**OBJECTIVE:** Find the line containing "Give me a plain-text". Retype it and every line after it through the end of the entries, exactly as written, with nothing added.

--- Start STORED RECORDS ---

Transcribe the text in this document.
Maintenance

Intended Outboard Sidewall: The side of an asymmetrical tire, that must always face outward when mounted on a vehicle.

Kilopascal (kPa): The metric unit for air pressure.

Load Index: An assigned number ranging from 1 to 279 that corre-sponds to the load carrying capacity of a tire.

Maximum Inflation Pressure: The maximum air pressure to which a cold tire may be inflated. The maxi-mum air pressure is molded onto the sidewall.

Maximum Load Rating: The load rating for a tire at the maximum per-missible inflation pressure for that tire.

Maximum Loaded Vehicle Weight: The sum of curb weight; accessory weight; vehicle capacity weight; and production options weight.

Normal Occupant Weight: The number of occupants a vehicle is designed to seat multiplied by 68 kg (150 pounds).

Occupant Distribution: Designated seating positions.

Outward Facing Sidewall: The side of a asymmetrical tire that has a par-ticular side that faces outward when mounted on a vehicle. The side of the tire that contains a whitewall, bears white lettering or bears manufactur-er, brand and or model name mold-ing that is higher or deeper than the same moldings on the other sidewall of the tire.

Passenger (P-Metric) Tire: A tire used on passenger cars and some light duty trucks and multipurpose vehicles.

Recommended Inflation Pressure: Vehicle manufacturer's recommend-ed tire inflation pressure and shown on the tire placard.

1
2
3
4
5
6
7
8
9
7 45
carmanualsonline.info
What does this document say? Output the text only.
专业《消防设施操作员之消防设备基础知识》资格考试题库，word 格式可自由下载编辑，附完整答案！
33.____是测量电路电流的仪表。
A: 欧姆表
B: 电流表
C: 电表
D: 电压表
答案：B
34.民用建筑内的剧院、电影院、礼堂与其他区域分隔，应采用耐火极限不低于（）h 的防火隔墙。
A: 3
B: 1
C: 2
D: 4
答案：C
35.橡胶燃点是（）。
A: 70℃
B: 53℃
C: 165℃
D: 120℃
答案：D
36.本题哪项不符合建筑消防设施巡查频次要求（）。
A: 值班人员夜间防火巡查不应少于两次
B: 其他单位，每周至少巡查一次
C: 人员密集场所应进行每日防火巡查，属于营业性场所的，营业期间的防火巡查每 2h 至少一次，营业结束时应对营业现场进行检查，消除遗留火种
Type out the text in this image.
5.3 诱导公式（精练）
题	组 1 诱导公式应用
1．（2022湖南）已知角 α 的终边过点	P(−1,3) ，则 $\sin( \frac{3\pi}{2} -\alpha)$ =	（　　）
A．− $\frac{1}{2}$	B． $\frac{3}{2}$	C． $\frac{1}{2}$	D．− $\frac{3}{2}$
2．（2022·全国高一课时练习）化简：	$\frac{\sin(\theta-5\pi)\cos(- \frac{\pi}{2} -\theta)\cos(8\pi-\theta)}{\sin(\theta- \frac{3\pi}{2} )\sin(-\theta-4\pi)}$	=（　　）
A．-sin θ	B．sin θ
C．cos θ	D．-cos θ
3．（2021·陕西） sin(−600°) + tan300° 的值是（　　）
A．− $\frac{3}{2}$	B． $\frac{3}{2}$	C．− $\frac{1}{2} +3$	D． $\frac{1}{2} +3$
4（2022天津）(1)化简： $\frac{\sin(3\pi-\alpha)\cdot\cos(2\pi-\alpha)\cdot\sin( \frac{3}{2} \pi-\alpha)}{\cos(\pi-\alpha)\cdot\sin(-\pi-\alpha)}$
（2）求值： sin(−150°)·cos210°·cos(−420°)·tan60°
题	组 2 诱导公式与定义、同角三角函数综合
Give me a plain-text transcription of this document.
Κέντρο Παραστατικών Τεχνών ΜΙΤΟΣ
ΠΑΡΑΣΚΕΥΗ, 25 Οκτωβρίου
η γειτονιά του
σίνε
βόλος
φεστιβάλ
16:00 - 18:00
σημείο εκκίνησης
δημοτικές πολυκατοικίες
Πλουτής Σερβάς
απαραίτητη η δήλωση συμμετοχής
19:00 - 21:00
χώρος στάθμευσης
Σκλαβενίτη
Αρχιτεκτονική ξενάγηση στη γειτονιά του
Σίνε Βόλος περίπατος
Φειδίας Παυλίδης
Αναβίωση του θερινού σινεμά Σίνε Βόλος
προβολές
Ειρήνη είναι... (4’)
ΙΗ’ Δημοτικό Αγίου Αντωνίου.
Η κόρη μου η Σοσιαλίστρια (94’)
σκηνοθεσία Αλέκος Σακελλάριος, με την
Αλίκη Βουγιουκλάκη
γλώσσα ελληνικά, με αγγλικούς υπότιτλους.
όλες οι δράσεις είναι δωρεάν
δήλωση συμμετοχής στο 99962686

--- End STORED RECORDS ---

**PROBLEM SOLUTION:**
Give me a plain-text transcription of this document.
Κέντρο Παραστατικών Τεχνών ΜΙΤΟΣ
ΠΑΡΑΣΚΕΥΗ, 25 Οκτωβρίου
η γειτονιά του
σίνε
βόλος
φεστιβάλ
16:00 - 18:00
σημείο εκκίνησης
δημοτικές πολυκατοικίες
Πλουτής Σερβάς
απαραίτητη η δήλωση συμμετοχής
19:00 - 21:00
χώρος στάθμευσης
Σκλαβενίτη
Αρχιτεκτονική ξενάγηση στη γειτονιά του
Σίνε Βόλος περίπατος
Φειδίας Παυλίδης
Αναβίωση του θερινού σινεμά Σίνε Βόλος
προβολές
Ειρήνη είναι... (4’)
ΙΗ’ Δημοτικό Αγίου Αντωνίου.
Η κόρη μου η Σοσιαλίστρια (94’)
σκηνοθεσία Αλέκος Σακελλάριος, με την
Αλίκη Βουγιουκλάκη
γλώσσα ελληνικά, με αγγλικούς υπότιτλους.
όλες οι δράσεις είναι δωρεάν
δήλωση συμμετοχής στο 99962686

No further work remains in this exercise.